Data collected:
------------------------------------------------

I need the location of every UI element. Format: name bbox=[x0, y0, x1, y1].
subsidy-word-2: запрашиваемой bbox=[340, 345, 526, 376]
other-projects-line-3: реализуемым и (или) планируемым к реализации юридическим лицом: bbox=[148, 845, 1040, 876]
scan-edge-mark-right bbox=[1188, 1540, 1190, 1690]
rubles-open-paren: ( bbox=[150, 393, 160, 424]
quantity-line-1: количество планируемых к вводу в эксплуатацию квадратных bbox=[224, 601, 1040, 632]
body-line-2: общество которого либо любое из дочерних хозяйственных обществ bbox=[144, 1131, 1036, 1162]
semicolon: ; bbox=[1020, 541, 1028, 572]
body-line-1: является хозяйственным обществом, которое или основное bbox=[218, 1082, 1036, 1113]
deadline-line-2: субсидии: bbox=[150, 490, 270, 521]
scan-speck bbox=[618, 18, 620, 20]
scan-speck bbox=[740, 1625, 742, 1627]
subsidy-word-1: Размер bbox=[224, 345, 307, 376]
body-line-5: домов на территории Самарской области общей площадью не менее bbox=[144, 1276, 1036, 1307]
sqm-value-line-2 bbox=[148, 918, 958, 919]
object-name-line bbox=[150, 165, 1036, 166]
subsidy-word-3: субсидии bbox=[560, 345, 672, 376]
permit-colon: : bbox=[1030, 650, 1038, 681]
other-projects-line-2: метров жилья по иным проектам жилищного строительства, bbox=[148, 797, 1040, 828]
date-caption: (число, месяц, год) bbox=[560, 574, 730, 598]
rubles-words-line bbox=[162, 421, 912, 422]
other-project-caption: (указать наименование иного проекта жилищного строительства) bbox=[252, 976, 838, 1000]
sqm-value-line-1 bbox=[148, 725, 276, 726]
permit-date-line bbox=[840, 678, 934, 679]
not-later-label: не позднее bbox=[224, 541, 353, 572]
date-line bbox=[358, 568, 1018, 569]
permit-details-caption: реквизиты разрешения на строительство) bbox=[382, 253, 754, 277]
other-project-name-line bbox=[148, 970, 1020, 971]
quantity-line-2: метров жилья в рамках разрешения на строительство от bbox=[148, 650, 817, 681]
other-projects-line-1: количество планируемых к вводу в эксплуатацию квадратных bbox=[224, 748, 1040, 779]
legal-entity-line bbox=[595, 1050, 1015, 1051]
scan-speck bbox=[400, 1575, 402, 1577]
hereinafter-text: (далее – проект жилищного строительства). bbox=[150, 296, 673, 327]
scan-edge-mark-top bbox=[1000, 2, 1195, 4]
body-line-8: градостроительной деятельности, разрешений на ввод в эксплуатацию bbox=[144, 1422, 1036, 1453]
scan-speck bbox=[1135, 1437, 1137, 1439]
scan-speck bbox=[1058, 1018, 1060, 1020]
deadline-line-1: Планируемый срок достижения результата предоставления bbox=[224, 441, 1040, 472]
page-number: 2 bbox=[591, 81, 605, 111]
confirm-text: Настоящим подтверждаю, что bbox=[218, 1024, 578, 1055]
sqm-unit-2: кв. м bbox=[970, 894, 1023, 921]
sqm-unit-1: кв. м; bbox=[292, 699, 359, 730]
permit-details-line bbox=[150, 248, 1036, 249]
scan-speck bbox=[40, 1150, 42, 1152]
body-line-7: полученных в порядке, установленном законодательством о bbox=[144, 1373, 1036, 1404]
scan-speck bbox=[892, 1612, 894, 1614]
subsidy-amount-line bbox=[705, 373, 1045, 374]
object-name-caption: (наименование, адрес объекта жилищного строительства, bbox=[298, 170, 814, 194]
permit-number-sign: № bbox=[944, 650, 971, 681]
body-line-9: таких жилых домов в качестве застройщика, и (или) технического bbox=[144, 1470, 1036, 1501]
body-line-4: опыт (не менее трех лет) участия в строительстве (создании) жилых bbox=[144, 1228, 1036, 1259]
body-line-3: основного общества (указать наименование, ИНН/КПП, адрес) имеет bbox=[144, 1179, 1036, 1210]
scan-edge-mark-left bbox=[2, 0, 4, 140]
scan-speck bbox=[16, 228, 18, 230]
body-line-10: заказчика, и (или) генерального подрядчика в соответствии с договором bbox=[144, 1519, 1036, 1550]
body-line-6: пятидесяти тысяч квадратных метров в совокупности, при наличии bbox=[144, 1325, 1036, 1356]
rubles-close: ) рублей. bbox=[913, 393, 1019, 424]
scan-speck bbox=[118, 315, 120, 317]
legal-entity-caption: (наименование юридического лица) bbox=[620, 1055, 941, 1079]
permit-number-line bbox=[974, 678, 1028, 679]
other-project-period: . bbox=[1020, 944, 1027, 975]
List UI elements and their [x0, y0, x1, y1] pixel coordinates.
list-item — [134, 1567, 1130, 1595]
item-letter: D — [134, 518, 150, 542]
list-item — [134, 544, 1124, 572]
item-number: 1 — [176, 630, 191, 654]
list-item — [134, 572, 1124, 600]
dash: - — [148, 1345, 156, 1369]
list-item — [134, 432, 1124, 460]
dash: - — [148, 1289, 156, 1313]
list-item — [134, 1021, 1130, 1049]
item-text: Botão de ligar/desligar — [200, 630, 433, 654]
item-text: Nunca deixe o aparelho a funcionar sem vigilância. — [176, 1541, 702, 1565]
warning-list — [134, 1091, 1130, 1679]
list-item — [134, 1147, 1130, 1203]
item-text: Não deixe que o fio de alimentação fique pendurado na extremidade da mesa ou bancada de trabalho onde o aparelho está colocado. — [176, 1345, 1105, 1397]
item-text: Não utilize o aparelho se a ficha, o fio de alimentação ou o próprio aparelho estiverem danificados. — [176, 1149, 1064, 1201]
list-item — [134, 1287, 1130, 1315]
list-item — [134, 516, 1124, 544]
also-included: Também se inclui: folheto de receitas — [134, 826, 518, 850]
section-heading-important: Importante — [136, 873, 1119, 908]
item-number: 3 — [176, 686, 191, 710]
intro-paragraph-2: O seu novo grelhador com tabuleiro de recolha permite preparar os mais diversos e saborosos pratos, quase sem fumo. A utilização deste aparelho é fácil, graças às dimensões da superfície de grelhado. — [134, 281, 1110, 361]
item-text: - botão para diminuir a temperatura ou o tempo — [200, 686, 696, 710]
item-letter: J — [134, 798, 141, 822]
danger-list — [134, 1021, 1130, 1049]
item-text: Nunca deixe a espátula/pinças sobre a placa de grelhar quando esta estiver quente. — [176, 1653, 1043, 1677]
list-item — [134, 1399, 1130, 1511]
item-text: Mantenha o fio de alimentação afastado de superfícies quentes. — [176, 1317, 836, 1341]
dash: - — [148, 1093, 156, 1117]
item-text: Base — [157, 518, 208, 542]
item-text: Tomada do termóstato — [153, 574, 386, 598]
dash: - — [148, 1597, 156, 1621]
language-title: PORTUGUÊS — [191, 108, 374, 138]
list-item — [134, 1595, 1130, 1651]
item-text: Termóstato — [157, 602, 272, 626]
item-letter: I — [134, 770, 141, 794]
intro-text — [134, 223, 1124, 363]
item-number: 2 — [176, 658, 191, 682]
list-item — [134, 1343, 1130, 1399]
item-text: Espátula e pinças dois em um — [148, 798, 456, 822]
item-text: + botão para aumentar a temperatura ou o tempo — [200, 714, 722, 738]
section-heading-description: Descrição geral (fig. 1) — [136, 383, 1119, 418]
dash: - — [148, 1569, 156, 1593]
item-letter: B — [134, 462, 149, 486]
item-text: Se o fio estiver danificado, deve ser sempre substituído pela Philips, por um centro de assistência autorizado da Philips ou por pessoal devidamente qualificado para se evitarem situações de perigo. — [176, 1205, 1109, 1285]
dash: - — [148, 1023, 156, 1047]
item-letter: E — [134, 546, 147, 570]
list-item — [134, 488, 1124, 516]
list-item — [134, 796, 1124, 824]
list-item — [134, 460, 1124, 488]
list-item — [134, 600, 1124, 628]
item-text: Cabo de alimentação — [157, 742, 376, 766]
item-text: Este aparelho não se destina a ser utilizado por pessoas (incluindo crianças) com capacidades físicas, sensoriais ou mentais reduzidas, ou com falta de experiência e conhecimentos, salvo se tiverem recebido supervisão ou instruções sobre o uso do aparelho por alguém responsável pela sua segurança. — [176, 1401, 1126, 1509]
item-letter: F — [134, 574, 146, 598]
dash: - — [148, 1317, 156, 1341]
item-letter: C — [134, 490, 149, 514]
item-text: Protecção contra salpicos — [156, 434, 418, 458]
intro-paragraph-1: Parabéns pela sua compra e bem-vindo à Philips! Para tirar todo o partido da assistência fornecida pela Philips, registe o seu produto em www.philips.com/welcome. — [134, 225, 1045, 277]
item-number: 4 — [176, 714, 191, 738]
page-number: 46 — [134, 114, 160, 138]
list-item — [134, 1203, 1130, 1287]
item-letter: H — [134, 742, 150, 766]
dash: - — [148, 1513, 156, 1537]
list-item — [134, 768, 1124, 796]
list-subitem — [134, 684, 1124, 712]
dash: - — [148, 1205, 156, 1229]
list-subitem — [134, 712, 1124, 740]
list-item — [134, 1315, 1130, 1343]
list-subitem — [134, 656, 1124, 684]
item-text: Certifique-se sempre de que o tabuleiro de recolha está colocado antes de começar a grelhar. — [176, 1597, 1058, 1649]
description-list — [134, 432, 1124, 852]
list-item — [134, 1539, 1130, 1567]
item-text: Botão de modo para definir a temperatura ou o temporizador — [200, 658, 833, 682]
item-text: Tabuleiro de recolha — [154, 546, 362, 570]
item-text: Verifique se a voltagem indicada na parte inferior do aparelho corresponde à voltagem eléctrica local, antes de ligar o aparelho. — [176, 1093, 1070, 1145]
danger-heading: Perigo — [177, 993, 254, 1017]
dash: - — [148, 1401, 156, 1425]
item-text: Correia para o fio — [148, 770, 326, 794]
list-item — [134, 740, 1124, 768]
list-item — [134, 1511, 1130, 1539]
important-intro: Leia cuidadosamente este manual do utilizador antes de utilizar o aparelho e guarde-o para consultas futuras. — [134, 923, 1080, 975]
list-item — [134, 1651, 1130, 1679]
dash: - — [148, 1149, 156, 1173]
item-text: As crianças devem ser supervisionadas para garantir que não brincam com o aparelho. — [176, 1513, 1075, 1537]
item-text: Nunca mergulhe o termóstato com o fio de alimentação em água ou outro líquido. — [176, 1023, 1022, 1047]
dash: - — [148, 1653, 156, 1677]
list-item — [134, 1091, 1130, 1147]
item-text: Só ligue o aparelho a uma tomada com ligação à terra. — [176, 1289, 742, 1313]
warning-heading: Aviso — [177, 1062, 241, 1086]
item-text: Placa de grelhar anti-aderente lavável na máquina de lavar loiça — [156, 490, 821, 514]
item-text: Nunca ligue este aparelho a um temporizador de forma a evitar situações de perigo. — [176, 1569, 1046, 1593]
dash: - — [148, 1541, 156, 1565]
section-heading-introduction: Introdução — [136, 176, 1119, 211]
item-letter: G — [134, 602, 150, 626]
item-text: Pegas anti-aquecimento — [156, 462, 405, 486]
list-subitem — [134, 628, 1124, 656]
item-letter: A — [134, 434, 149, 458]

------------------------------------------------

*Do this:* List everything from the start of the material down to the line containing "rubles-words-line bbox=[162, 421, 912, 422]" as a numbered list, and leave out any blank lines.

*Output below:*
1. I need the location of every UI element. Format: name bbox=[x0, y0, x1, y1].
2. subsidy-word-2: запрашиваемой bbox=[340, 345, 526, 376]
3. other-projects-line-3: реализуемым и (или) планируемым к реализации юридическим лицом: bbox=[148, 845, 1040, 876]
4. scan-edge-mark-right bbox=[1188, 1540, 1190, 1690]
5. rubles-open-paren: ( bbox=[150, 393, 160, 424]
6. quantity-line-1: количество планируемых к вводу в эксплуатацию квадратных bbox=[224, 601, 1040, 632]
7. body-line-2: общество которого либо любое из дочерних хозяйственных обществ bbox=[144, 1131, 1036, 1162]
8. semicolon: ; bbox=[1020, 541, 1028, 572]
9. body-line-1: является хозяйственным обществом, которое или основное bbox=[218, 1082, 1036, 1113]
10. deadline-line-2: субсидии: bbox=[150, 490, 270, 521]
11. scan-speck bbox=[618, 18, 620, 20]
12. scan-speck bbox=[740, 1625, 742, 1627]
13. subsidy-word-1: Размер bbox=[224, 345, 307, 376]
14. body-line-5: домов на территории Самарской области общей площадью не менее bbox=[144, 1276, 1036, 1307]
15. sqm-value-line-2 bbox=[148, 918, 958, 919]
16. object-name-line bbox=[150, 165, 1036, 166]
17. subsidy-word-3: субсидии bbox=[560, 345, 672, 376]
18. permit-colon: : bbox=[1030, 650, 1038, 681]
19. other-projects-line-2: метров жилья по иным проектам жилищного строительства, bbox=[148, 797, 1040, 828]
20. date-caption: (число, месяц, год) bbox=[560, 574, 730, 598]
21. rubles-words-line bbox=[162, 421, 912, 422]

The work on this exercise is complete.